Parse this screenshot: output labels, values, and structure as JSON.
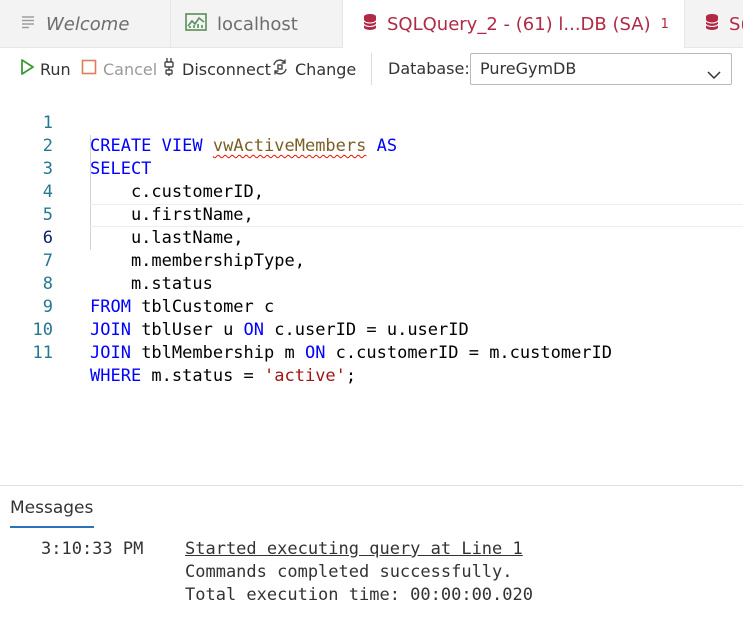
{
  "tabs": [
    {
      "label": "Welcome",
      "icon": "list-icon"
    },
    {
      "label": "localhost",
      "icon": "dashboard-icon"
    },
    {
      "label": "SQLQuery_2 - (61) l...DB (SA)",
      "icon": "database-icon",
      "count": "1",
      "dirty": true
    },
    {
      "label": "S(",
      "icon": "database-icon"
    }
  ],
  "toolbar": {
    "run_label": "Run",
    "cancel_label": "Cancel",
    "disconnect_label": "Disconnect",
    "change_label": "Change",
    "database_label": "Database:",
    "database_value": "PureGymDB"
  },
  "editor": {
    "current_line": "6",
    "lines": [
      {
        "num": "1",
        "kw1": "CREATE VIEW",
        "sp": " ",
        "name": "vwActiveMembers",
        "sp2": " ",
        "kw2": "AS"
      },
      {
        "num": "2",
        "kw": "SELECT"
      },
      {
        "num": "3",
        "text": "    c.customerID,"
      },
      {
        "num": "4",
        "text": "    u.firstName,"
      },
      {
        "num": "5",
        "text": "    u.lastName,"
      },
      {
        "num": "6",
        "text": "    m.membershipType,"
      },
      {
        "num": "7",
        "text": "    m.status"
      },
      {
        "num": "8",
        "kw": "FROM",
        "rest": " tblCustomer c"
      },
      {
        "num": "9",
        "kw": "JOIN",
        "mid": " tblUser u ",
        "kw2": "ON",
        "rest": " c.userID = u.userID"
      },
      {
        "num": "10",
        "kw": "JOIN",
        "mid": " tblMembership m ",
        "kw2": "ON",
        "rest": " c.customerID = m.customerID"
      },
      {
        "num": "11",
        "kw": "WHERE",
        "mid": " m.status = ",
        "str": "'active'",
        "rest": ";"
      }
    ]
  },
  "messages": {
    "tab_label": "Messages",
    "time": "3:10:33 PM",
    "link_text": "Started executing query at Line 1",
    "line2": "Commands completed successfully.",
    "line3": "Total execution time: 00:00:00.020"
  },
  "colors": {
    "accent": "#b02a45",
    "keyword": "#0000ff",
    "string": "#a31515",
    "line_number": "#237893"
  }
}
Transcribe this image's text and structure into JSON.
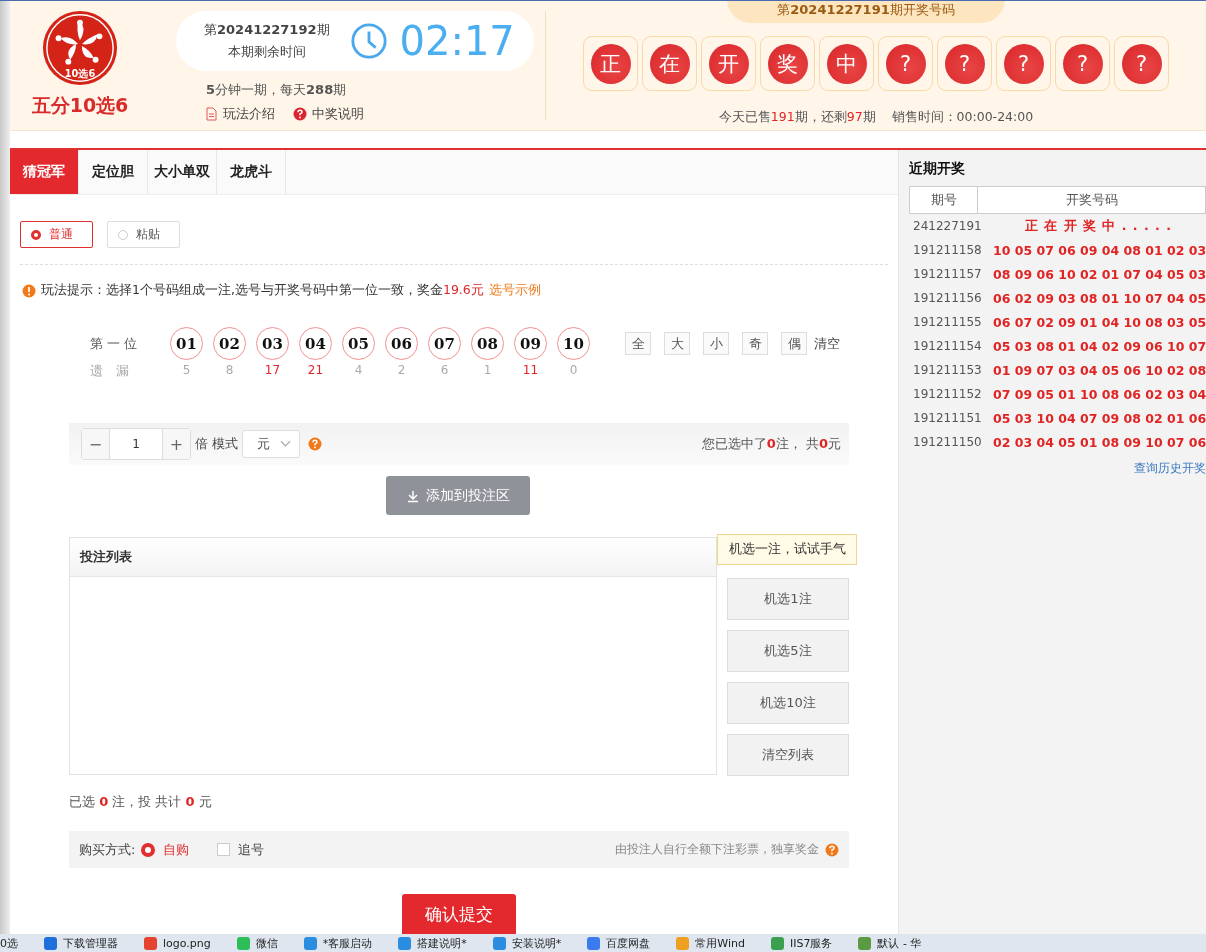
{
  "logo": {
    "badge": "10选6",
    "name": "五分10选6"
  },
  "current_issue": {
    "issue": "第**20241227192**期",
    "caption": "本期剩余时间",
    "countdown": "02:17",
    "frequency": "**5**分钟一期，每天**288**期"
  },
  "info_links": [
    {
      "kind": "doc",
      "label": "玩法介绍"
    },
    {
      "kind": "help",
      "label": "中奖说明"
    }
  ],
  "last_draw": {
    "title": "第**20241227191**期开奖号码",
    "balls": [
      "正",
      "在",
      "开",
      "奖",
      "中",
      "?",
      "?",
      "?",
      "?",
      "?"
    ],
    "sales": [
      {
        "text": "今天已售",
        "kind": "plain"
      },
      {
        "text": "191",
        "kind": "number"
      },
      {
        "text": "期，还剩",
        "kind": "plain"
      },
      {
        "text": "97",
        "kind": "number"
      },
      {
        "text": "期",
        "kind": "plain"
      }
    ],
    "sale_time": "销售时间：00:00-24:00"
  },
  "tabs": [
    {
      "label": "猜冠军",
      "selected": true
    },
    {
      "label": "定位胆",
      "selected": false
    },
    {
      "label": "大小单双",
      "selected": false
    },
    {
      "label": "龙虎斗",
      "selected": false
    }
  ],
  "input_modes": [
    {
      "label": "普通",
      "selected": true
    },
    {
      "label": "粘贴",
      "selected": false
    }
  ],
  "hint": {
    "segments": [
      {
        "text": "玩法提示：选择1个号码组成一注,选号与开奖号码中第一位一致，奖金",
        "kind": "plain"
      },
      {
        "text": "19.6元",
        "kind": "number"
      }
    ],
    "link": "选号示例"
  },
  "position": {
    "label": "第 一 位",
    "miss_label": "遗　漏",
    "numbers": [
      {
        "label": "01",
        "miss": "5",
        "hot": false
      },
      {
        "label": "02",
        "miss": "8",
        "hot": false
      },
      {
        "label": "03",
        "miss": "17",
        "hot": true
      },
      {
        "label": "04",
        "miss": "21",
        "hot": true
      },
      {
        "label": "05",
        "miss": "4",
        "hot": false
      },
      {
        "label": "06",
        "miss": "2",
        "hot": false
      },
      {
        "label": "07",
        "miss": "6",
        "hot": false
      },
      {
        "label": "08",
        "miss": "1",
        "hot": false
      },
      {
        "label": "09",
        "miss": "11",
        "hot": true
      },
      {
        "label": "10",
        "miss": "0",
        "hot": false
      }
    ],
    "quick": [
      {
        "label": "全",
        "kind": "box"
      },
      {
        "label": "大",
        "kind": "box"
      },
      {
        "label": "小",
        "kind": "box"
      },
      {
        "label": "奇",
        "kind": "box"
      },
      {
        "label": "偶",
        "kind": "box"
      },
      {
        "label": "清空",
        "kind": "text"
      }
    ]
  },
  "multiplier": {
    "minus": "−",
    "value": "1",
    "plus": "+",
    "unit": "倍",
    "mode_label": "模式",
    "mode": "元"
  },
  "selection_summary": [
    {
      "text": "您已选中了",
      "kind": "plain"
    },
    {
      "text": "0",
      "kind": "number"
    },
    {
      "text": "注， 共",
      "kind": "plain"
    },
    {
      "text": "0",
      "kind": "number"
    },
    {
      "text": "元",
      "kind": "plain"
    }
  ],
  "add_button": "添加到投注区",
  "bet_list": {
    "title": "投注列表"
  },
  "random_tip": "机选一注，试试手气",
  "side_buttons": [
    "机选1注",
    "机选5注",
    "机选10注",
    "清空列表"
  ],
  "totals": [
    {
      "text": "已选 ",
      "kind": "plain"
    },
    {
      "text": "0",
      "kind": "number"
    },
    {
      "text": " 注，投 共计 ",
      "kind": "plain"
    },
    {
      "text": "0",
      "kind": "number"
    },
    {
      "text": " 元",
      "kind": "plain"
    }
  ],
  "purchase": {
    "label": "购买方式:",
    "options": [
      {
        "label": "自购",
        "kind": "radio",
        "selected": true
      },
      {
        "label": "追号",
        "kind": "checkbox",
        "selected": false
      }
    ],
    "note": "由投注人自行全额下注彩票，独享奖金"
  },
  "submit": "确认提交",
  "recent": {
    "title": "近期开奖",
    "columns": [
      "期号",
      "开奖号码"
    ],
    "rows": [
      {
        "period": "241227191",
        "numbers": "正 在 开 奖 中 . . . . .",
        "kind": "pending"
      },
      {
        "period": "191211158",
        "numbers": "10 05 07 06 09 04 08 01 02 03",
        "kind": "result"
      },
      {
        "period": "191211157",
        "numbers": "08 09 06 10 02 01 07 04 05 03",
        "kind": "result"
      },
      {
        "period": "191211156",
        "numbers": "06 02 09 03 08 01 10 07 04 05",
        "kind": "result"
      },
      {
        "period": "191211155",
        "numbers": "06 07 02 09 01 04 10 08 03 05",
        "kind": "result"
      },
      {
        "period": "191211154",
        "numbers": "05 03 08 01 04 02 09 06 10 07",
        "kind": "result"
      },
      {
        "period": "191211153",
        "numbers": "01 09 07 03 04 05 06 10 02 08",
        "kind": "result"
      },
      {
        "period": "191211152",
        "numbers": "07 09 05 01 10 08 06 02 03 04",
        "kind": "result"
      },
      {
        "period": "191211151",
        "numbers": "05 03 10 04 07 09 08 02 01 06",
        "kind": "result"
      },
      {
        "period": "191211150",
        "numbers": "02 03 04 05 01 08 09 10 07 06",
        "kind": "result"
      }
    ],
    "history_link": "查询历史开奖"
  },
  "taskbar": [
    {
      "label": "0选",
      "kind": "plain"
    },
    {
      "label": "下载管理器",
      "kind": "download"
    },
    {
      "label": "logo.png",
      "kind": "browser"
    },
    {
      "label": "微信",
      "kind": "chat"
    },
    {
      "label": "*客服启动",
      "kind": "note"
    },
    {
      "label": "搭建说明*",
      "kind": "note"
    },
    {
      "label": "安装说明*",
      "kind": "note"
    },
    {
      "label": "百度网盘",
      "kind": "cloud"
    },
    {
      "label": "常用Wind",
      "kind": "folder"
    },
    {
      "label": "IIS7服务",
      "kind": "app"
    },
    {
      "label": "默认 - 华",
      "kind": "chart"
    }
  ]
}
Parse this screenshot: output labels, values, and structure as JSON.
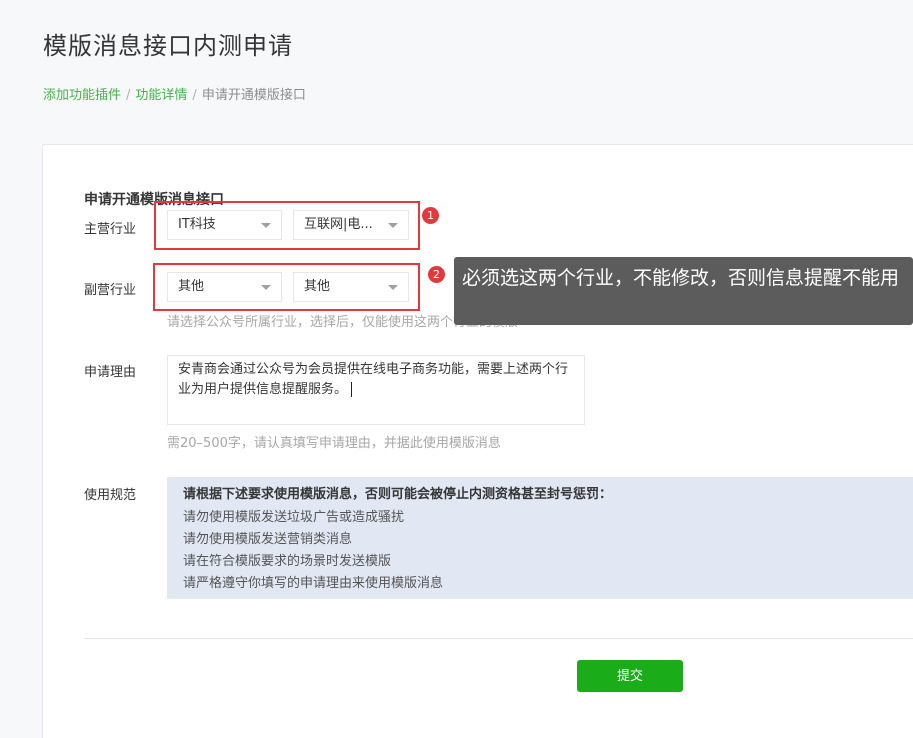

WHAT THE TASK REQUIRES ::
Filter for "customerID". Return all lines that hold it.

EXERCISE SOLUTION ::
        "text": "    c.customerID,"
        "rest": " c.customerID = m.customerID"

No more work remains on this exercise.